- _What is asked_:
Repeat every record below exactly, but leave out any pictures.

- _Data provided_:
- - - -

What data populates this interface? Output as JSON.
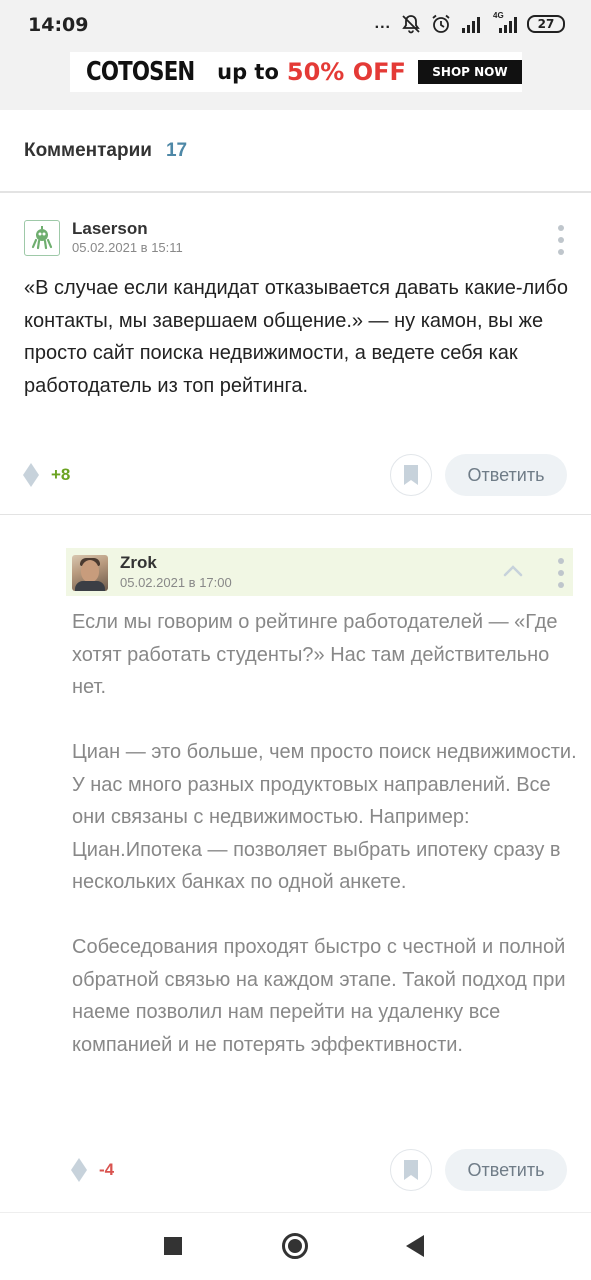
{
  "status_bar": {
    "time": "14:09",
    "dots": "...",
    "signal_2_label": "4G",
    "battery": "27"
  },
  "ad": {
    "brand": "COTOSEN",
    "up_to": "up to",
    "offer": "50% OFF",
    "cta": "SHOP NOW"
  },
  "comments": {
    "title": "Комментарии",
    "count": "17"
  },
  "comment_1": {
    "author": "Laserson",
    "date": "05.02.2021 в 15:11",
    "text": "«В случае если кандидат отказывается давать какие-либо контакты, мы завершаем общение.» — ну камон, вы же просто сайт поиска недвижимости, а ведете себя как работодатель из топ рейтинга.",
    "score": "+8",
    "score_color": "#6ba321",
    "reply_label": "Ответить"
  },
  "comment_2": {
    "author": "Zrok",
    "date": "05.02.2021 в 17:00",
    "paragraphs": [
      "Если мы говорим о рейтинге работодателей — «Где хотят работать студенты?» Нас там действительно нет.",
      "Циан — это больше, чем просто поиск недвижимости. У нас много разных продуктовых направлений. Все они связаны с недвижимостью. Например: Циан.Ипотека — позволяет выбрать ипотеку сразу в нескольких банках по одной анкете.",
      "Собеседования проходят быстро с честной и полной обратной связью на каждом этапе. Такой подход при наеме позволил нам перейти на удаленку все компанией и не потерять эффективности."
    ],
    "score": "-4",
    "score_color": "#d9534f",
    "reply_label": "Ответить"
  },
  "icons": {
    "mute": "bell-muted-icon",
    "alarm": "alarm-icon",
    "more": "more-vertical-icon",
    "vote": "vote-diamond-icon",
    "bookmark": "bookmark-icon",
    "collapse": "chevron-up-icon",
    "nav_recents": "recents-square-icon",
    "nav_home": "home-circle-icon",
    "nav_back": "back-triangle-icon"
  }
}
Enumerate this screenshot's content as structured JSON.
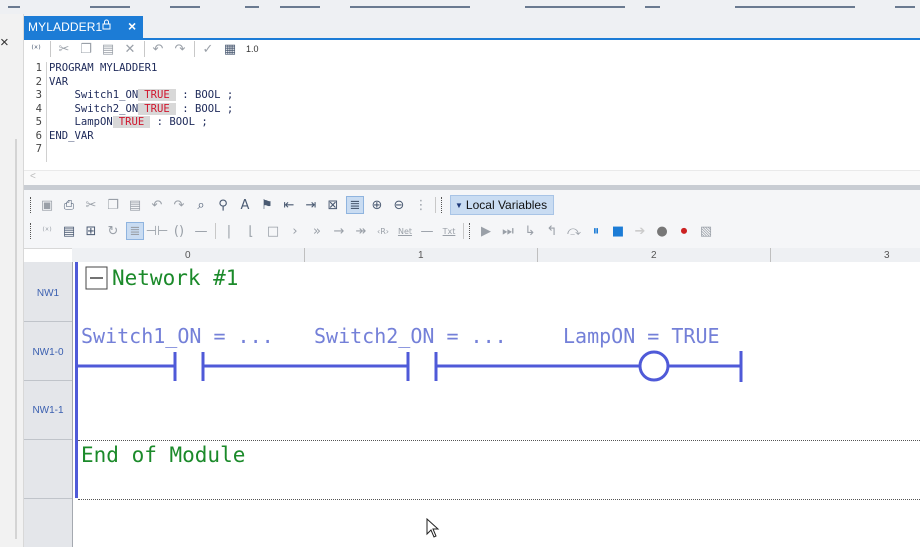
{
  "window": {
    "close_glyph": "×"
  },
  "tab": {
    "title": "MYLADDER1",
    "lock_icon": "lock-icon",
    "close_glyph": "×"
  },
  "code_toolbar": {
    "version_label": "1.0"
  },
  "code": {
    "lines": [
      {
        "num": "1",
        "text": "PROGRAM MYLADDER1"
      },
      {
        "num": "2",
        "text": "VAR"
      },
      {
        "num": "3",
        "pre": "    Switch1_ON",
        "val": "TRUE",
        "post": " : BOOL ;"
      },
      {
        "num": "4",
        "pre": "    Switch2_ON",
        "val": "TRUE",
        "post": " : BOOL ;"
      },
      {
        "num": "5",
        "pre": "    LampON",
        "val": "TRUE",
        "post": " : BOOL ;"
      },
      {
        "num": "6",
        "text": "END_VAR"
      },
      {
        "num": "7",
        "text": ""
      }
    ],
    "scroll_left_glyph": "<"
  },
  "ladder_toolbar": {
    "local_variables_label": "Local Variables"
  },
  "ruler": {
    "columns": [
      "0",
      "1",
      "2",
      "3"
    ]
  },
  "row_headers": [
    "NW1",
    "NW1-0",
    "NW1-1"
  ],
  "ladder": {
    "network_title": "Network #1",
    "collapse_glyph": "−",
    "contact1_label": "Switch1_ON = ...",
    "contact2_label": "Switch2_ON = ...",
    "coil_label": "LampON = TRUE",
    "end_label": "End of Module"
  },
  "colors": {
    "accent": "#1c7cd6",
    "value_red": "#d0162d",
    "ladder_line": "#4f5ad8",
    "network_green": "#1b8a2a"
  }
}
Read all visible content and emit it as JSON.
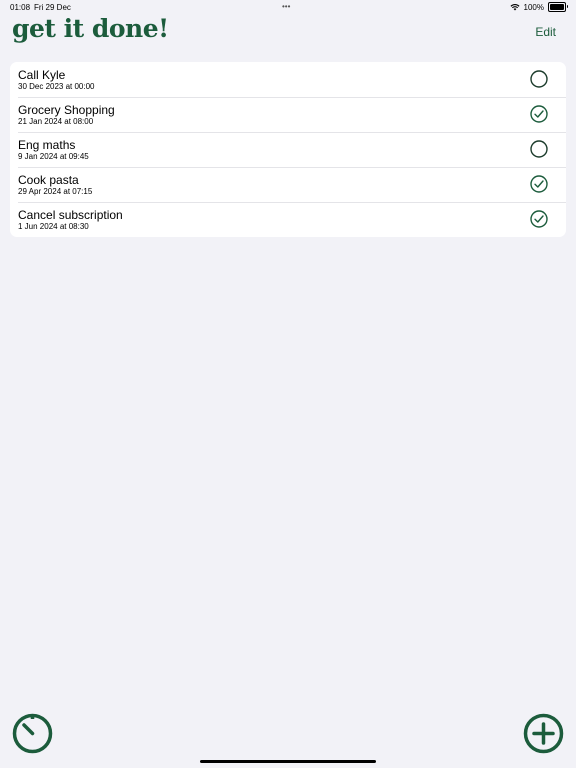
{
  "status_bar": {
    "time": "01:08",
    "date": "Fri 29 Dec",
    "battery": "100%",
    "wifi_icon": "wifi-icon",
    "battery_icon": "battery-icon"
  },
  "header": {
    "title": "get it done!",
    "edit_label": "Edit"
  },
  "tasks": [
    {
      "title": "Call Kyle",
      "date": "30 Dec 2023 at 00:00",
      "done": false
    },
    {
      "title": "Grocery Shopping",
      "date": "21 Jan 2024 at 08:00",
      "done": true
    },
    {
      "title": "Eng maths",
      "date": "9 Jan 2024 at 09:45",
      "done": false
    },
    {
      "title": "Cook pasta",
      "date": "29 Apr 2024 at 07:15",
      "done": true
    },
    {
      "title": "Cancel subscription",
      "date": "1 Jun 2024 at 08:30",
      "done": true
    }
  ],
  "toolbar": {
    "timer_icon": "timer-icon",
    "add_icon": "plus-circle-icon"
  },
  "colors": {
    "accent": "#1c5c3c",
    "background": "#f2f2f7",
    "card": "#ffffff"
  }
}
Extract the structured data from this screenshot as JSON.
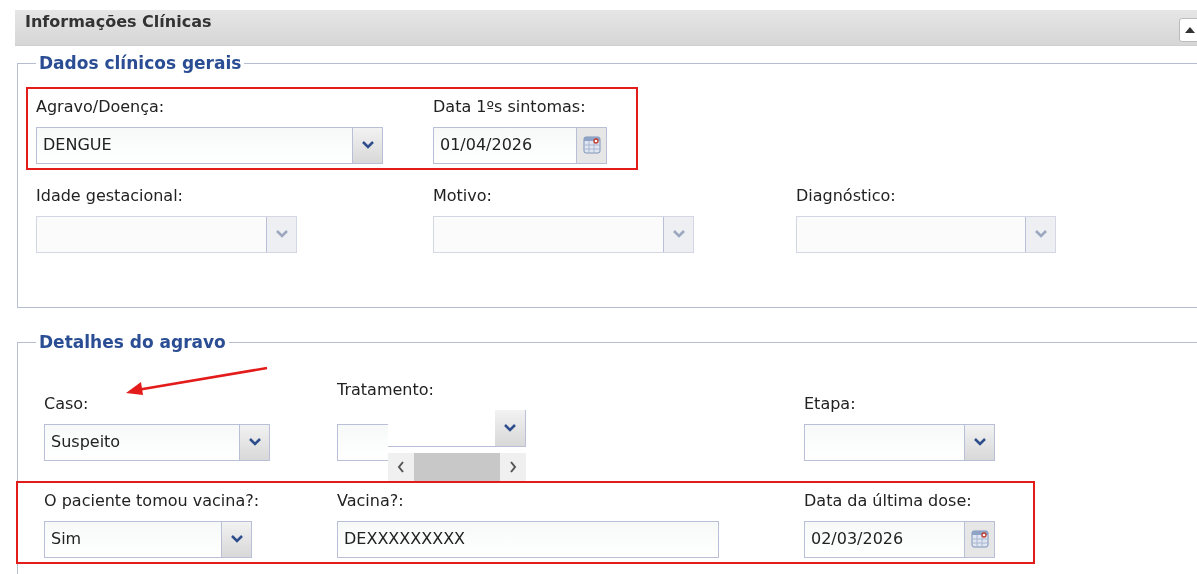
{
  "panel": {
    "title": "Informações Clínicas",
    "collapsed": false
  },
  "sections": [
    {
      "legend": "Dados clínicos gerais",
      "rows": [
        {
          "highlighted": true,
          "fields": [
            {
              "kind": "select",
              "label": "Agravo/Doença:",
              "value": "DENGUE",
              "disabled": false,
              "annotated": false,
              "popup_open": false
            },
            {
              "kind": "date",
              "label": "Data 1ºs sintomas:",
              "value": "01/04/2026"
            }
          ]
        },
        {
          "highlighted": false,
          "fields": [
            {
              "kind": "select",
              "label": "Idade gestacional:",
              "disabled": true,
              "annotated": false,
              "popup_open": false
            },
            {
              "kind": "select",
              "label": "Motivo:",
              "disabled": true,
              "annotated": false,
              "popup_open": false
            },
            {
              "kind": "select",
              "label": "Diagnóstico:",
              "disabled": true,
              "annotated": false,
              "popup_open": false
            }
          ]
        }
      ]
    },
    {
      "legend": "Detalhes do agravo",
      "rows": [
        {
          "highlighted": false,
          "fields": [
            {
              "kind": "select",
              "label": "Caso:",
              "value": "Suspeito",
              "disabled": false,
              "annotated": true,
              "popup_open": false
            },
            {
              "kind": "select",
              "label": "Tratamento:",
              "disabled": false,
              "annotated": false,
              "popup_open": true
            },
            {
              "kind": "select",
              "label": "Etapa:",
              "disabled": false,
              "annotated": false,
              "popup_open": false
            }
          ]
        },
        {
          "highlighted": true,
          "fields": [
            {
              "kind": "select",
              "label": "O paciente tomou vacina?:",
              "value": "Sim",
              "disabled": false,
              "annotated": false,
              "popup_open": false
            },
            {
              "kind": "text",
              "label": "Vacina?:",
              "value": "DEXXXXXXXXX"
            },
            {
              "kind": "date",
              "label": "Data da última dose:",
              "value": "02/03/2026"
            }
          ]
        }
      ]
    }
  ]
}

- - - -

- _Written response_:
What data populates this interface? Output as JSON.
{
  "status_bar": {
    "time": "14:09",
    "dots": "...",
    "signal_2_label": "4G",
    "battery": "27"
  },
  "ad": {
    "brand": "COTOSEN",
    "up_to": "up to",
    "offer": "50% OFF",
    "cta": "SHOP NOW"
  },
  "comments": {
    "title": "Комментарии",
    "count": "17"
  },
  "comment_1": {
    "author": "Laserson",
    "date": "05.02.2021 в 15:11",
    "text": "«В случае если кандидат отказывается давать какие-либо контакты, мы завершаем общение.» — ну камон, вы же просто сайт поиска недвижимости, а ведете себя как работодатель из топ рейтинга.",
    "score": "+8",
    "score_color": "#6ba321",
    "reply_label": "Ответить"
  },
  "comment_2": {
    "author": "Zrok",
    "date": "05.02.2021 в 17:00",
    "paragraphs": [
      "Если мы говорим о рейтинге работодателей — «Где хотят работать студенты?» Нас там действительно нет.",
      "Циан — это больше, чем просто поиск недвижимости. У нас много разных продуктовых направлений. Все они связаны с недвижимостью. Например: Циан.Ипотека — позволяет выбрать ипотеку сразу в нескольких банках по одной анкете.",
      "Собеседования проходят быстро с честной и полной обратной связью на каждом этапе. Такой подход при наеме позволил нам перейти на удаленку все компанией и не потерять эффективности."
    ],
    "score": "-4",
    "score_color": "#d9534f",
    "reply_label": "Ответить"
  },
  "icons": {
    "mute": "bell-muted-icon",
    "alarm": "alarm-icon",
    "more": "more-vertical-icon",
    "vote": "vote-diamond-icon",
    "bookmark": "bookmark-icon",
    "collapse": "chevron-up-icon",
    "nav_recents": "recents-square-icon",
    "nav_home": "home-circle-icon",
    "nav_back": "back-triangle-icon"
  }
}
Enumerate this screenshot's content as structured JSON.
{
  "window": {
    "close_glyph": "×"
  },
  "tab": {
    "title": "MYLADDER1",
    "lock_icon": "lock-icon",
    "close_glyph": "×"
  },
  "code_toolbar": {
    "version_label": "1.0"
  },
  "code": {
    "lines": [
      {
        "num": "1",
        "text": "PROGRAM MYLADDER1"
      },
      {
        "num": "2",
        "text": "VAR"
      },
      {
        "num": "3",
        "pre": "    Switch1_ON",
        "val": "TRUE",
        "post": " : BOOL ;"
      },
      {
        "num": "4",
        "pre": "    Switch2_ON",
        "val": "TRUE",
        "post": " : BOOL ;"
      },
      {
        "num": "5",
        "pre": "    LampON",
        "val": "TRUE",
        "post": " : BOOL ;"
      },
      {
        "num": "6",
        "text": "END_VAR"
      },
      {
        "num": "7",
        "text": ""
      }
    ],
    "scroll_left_glyph": "<"
  },
  "ladder_toolbar": {
    "local_variables_label": "Local Variables"
  },
  "ruler": {
    "columns": [
      "0",
      "1",
      "2",
      "3"
    ]
  },
  "row_headers": [
    "NW1",
    "NW1-0",
    "NW1-1"
  ],
  "ladder": {
    "network_title": "Network #1",
    "collapse_glyph": "−",
    "contact1_label": "Switch1_ON = ...",
    "contact2_label": "Switch2_ON = ...",
    "coil_label": "LampON = TRUE",
    "end_label": "End of Module"
  },
  "colors": {
    "accent": "#1c7cd6",
    "value_red": "#d0162d",
    "ladder_line": "#4f5ad8",
    "network_green": "#1b8a2a"
  }
}
Read all visible content and emit it as JSON.
{
  "status_bar": {
    "time": "01:08",
    "date": "Fri 29 Dec",
    "battery": "100%",
    "wifi_icon": "wifi-icon",
    "battery_icon": "battery-icon"
  },
  "header": {
    "title": "get it done!",
    "edit_label": "Edit"
  },
  "tasks": [
    {
      "title": "Call Kyle",
      "date": "30 Dec 2023 at 00:00",
      "done": false
    },
    {
      "title": "Grocery Shopping",
      "date": "21 Jan 2024 at 08:00",
      "done": true
    },
    {
      "title": "Eng maths",
      "date": "9 Jan 2024 at 09:45",
      "done": false
    },
    {
      "title": "Cook pasta",
      "date": "29 Apr 2024 at 07:15",
      "done": true
    },
    {
      "title": "Cancel subscription",
      "date": "1 Jun 2024 at 08:30",
      "done": true
    }
  ],
  "toolbar": {
    "timer_icon": "timer-icon",
    "add_icon": "plus-circle-icon"
  },
  "colors": {
    "accent": "#1c5c3c",
    "background": "#f2f2f7",
    "card": "#ffffff"
  }
}
Extract the structured data from this screenshot as JSON.
{
  "panel": {
    "title": "Informações Clínicas",
    "collapsed": false
  },
  "sections": [
    {
      "legend": "Dados clínicos gerais",
      "rows": [
        {
          "highlighted": true,
          "fields": [
            {
              "kind": "select",
              "label": "Agravo/Doença:",
              "value": "DENGUE",
              "disabled": false,
              "annotated": false,
              "popup_open": false
            },
            {
              "kind": "date",
              "label": "Data 1ºs sintomas:",
              "value": "01/04/2026"
            }
          ]
        },
        {
          "highlighted": false,
          "fields": [
            {
              "kind": "select",
              "label": "Idade gestacional:",
              "disabled": true,
              "annotated": false,
              "popup_open": false
            },
            {
              "kind": "select",
              "label": "Motivo:",
              "disabled": true,
              "annotated": false,
              "popup_open": false
            },
            {
              "kind": "select",
              "label": "Diagnóstico:",
              "disabled": true,
              "annotated": false,
              "popup_open": false
            }
          ]
        }
      ]
    },
    {
      "legend": "Detalhes do agravo",
      "rows": [
        {
          "highlighted": false,
          "fields": [
            {
              "kind": "select",
              "label": "Caso:",
              "value": "Suspeito",
              "disabled": false,
              "annotated": true,
              "popup_open": false
            },
            {
              "kind": "select",
              "label": "Tratamento:",
              "disabled": false,
              "annotated": false,
              "popup_open": true
            },
            {
              "kind": "select",
              "label": "Etapa:",
              "disabled": false,
              "annotated": false,
              "popup_open": false
            }
          ]
        },
        {
          "highlighted": true,
          "fields": [
            {
              "kind": "select",
              "label": "O paciente tomou vacina?:",
              "value": "Sim",
              "disabled": false,
              "annotated": false,
              "popup_open": false
            },
            {
              "kind": "text",
              "label": "Vacina?:",
              "value": "DEXXXXXXXXX"
            },
            {
              "kind": "date",
              "label": "Data da última dose:",
              "value": "02/03/2026"
            }
          ]
        }
      ]
    }
  ]
}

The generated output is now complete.